Copy all lines in which the word "text" can be found.

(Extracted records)

+ + + + + + +

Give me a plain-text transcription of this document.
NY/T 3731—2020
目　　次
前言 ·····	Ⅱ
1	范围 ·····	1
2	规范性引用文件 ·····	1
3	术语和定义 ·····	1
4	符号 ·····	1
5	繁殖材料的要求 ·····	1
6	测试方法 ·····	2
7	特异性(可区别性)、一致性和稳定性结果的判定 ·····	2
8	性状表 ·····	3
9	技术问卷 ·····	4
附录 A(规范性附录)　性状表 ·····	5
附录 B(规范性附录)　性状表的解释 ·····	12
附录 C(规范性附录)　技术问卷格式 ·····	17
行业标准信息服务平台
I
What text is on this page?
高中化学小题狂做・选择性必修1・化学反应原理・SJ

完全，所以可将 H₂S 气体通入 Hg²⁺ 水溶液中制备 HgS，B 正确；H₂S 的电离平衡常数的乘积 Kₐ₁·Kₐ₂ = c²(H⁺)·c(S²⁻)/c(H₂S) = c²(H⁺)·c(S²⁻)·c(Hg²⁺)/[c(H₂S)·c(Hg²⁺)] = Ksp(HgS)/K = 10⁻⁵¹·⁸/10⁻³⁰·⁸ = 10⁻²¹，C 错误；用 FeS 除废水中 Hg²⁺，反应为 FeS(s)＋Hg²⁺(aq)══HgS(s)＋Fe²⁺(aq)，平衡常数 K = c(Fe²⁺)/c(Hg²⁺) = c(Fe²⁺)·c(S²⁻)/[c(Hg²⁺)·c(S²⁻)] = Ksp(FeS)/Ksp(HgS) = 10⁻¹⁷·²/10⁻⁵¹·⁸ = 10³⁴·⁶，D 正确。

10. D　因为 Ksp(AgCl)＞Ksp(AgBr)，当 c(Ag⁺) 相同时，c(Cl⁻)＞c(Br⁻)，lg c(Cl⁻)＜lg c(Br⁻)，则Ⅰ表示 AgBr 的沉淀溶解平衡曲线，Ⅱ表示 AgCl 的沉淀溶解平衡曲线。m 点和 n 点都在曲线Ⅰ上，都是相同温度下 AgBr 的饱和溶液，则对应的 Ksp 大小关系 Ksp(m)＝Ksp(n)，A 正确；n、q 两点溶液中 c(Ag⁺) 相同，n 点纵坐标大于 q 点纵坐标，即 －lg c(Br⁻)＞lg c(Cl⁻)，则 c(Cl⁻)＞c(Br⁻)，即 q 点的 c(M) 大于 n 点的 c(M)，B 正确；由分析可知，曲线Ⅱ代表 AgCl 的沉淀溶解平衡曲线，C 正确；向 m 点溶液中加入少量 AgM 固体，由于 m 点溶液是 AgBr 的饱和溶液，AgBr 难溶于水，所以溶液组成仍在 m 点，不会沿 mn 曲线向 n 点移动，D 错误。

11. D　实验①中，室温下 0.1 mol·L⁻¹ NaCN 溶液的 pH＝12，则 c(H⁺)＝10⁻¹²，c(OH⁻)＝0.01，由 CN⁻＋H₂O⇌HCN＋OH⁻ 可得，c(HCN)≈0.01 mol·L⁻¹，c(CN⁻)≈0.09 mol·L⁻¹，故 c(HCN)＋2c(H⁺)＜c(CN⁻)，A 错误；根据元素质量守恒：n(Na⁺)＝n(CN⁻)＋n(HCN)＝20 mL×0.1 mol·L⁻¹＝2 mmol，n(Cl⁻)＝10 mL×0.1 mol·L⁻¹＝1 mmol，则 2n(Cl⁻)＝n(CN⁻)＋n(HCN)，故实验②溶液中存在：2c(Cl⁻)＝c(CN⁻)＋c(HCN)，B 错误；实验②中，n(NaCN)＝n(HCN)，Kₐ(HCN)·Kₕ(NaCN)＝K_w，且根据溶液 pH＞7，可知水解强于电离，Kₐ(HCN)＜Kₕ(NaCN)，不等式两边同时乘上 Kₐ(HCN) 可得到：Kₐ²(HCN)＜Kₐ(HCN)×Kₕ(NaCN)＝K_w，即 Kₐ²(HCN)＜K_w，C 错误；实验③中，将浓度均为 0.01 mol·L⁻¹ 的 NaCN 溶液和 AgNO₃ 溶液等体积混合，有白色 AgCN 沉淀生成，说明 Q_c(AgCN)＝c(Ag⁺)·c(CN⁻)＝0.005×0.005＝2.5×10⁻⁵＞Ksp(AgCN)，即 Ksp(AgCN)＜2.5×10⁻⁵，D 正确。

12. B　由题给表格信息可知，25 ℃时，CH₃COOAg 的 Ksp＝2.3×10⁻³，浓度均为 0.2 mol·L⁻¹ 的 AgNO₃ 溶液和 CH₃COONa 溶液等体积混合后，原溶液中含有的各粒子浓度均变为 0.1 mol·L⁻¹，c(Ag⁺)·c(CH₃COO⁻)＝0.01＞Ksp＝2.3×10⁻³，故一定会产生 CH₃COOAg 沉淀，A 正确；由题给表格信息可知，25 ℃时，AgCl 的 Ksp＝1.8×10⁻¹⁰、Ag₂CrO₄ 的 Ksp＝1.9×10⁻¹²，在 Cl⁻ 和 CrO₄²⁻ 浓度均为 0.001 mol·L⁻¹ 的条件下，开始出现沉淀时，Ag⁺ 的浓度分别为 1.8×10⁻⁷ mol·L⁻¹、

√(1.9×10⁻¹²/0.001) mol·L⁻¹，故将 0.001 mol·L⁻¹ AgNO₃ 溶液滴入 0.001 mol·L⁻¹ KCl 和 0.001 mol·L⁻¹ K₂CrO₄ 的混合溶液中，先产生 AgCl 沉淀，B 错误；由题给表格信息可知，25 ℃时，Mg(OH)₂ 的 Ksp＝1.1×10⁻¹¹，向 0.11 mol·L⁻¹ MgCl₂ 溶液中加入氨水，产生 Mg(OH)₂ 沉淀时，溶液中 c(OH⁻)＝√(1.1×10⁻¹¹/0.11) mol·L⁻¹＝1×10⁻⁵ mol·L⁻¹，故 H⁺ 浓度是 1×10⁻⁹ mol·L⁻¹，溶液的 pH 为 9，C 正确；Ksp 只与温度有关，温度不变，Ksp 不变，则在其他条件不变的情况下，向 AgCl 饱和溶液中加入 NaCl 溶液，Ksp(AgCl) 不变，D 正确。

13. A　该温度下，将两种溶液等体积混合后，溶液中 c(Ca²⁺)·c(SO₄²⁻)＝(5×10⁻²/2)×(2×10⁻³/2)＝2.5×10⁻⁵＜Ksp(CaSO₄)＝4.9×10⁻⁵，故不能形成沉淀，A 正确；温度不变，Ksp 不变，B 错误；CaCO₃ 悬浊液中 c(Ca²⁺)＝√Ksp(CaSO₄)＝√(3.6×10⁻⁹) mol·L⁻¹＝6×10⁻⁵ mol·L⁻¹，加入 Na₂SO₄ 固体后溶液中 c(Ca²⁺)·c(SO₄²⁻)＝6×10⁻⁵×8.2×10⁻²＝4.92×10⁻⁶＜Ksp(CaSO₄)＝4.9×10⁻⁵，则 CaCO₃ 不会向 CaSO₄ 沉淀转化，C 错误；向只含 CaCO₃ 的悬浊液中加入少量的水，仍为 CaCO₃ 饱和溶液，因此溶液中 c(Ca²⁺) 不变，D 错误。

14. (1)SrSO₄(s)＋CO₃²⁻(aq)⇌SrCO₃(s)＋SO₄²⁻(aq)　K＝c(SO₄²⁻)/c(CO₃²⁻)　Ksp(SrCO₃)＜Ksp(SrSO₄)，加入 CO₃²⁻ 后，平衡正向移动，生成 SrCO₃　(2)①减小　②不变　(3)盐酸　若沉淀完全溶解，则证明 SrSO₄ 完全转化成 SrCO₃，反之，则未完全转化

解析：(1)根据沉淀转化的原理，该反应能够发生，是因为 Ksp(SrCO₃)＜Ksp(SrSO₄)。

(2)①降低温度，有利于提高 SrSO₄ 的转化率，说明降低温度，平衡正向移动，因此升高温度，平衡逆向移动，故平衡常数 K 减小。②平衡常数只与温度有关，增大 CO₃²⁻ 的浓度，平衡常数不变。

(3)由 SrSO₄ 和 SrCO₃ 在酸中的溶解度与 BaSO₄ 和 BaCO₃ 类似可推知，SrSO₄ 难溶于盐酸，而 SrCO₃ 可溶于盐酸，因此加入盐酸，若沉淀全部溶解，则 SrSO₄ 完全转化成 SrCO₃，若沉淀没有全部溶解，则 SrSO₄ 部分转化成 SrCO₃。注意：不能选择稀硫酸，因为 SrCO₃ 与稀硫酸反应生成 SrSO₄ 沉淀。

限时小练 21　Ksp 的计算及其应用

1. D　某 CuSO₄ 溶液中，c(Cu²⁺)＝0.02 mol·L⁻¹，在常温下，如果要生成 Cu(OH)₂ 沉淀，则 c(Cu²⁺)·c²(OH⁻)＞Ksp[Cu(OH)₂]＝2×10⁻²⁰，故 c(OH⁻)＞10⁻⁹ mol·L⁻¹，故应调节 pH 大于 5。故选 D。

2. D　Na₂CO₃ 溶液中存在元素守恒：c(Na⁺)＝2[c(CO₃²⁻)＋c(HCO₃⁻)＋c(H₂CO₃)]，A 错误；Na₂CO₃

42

+ + + + + + +

• _Response to the exercise_:
Give me a plain-text transcription of this document.
What text is on this page?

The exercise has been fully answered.